Stored data
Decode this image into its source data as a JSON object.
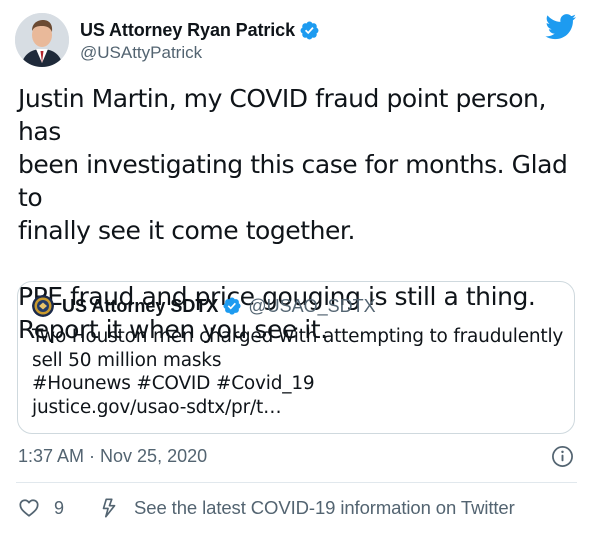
{
  "tweet": {
    "author_name": "US Attorney Ryan Patrick",
    "author_handle": "@USAttyPatrick",
    "paragraphs": [
      "Justin Martin, my COVID fraud point person, has",
      "been investigating this case for months. Glad to",
      "finally see it come together.",
      "",
      "PPE fraud and price gouging is still a thing.",
      "Report it when you see it."
    ],
    "timestamp": "1:37 AM · Nov 25, 2020",
    "like_count": "9",
    "covid_info_text": "See the latest COVID-19 information on Twitter"
  },
  "quote": {
    "author_name": "US Attorney SDTX",
    "author_handle": "@USAO_SDTX",
    "lines": [
      "Two Houston men charged with attempting to fraudulently",
      "sell 50 million masks",
      "#Hounews #COVID #Covid_19",
      "justice.gov/usao-sdtx/pr/t…"
    ]
  },
  "icons": {
    "verified": "verified-badge-icon",
    "brand": "twitter-bird-icon",
    "info": "info-icon",
    "like": "heart-icon",
    "covid": "bolt-icon"
  },
  "colors": {
    "brand_blue": "#1d9bf0",
    "text_primary": "#0f1419",
    "text_secondary": "#536471",
    "border": "#cfd9de"
  }
}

**Task to carry out**
Quote every record above exactly, leaving out any pictures.

**The completed task**
Decode this image into its source data as a JSON object.
{
  "tweet": {
    "author_name": "US Attorney Ryan Patrick",
    "author_handle": "@USAttyPatrick",
    "paragraphs": [
      "Justin Martin, my COVID fraud point person, has",
      "been investigating this case for months. Glad to",
      "finally see it come together.",
      "",
      "PPE fraud and price gouging is still a thing.",
      "Report it when you see it."
    ],
    "timestamp": "1:37 AM · Nov 25, 2020",
    "like_count": "9",
    "covid_info_text": "See the latest COVID-19 information on Twitter"
  },
  "quote": {
    "author_name": "US Attorney SDTX",
    "author_handle": "@USAO_SDTX",
    "lines": [
      "Two Houston men charged with attempting to fraudulently",
      "sell 50 million masks",
      "#Hounews #COVID #Covid_19",
      "justice.gov/usao-sdtx/pr/t…"
    ]
  },
  "icons": {
    "verified": "verified-badge-icon",
    "brand": "twitter-bird-icon",
    "info": "info-icon",
    "like": "heart-icon",
    "covid": "bolt-icon"
  },
  "colors": {
    "brand_blue": "#1d9bf0",
    "text_primary": "#0f1419",
    "text_secondary": "#536471",
    "border": "#cfd9de"
  }
}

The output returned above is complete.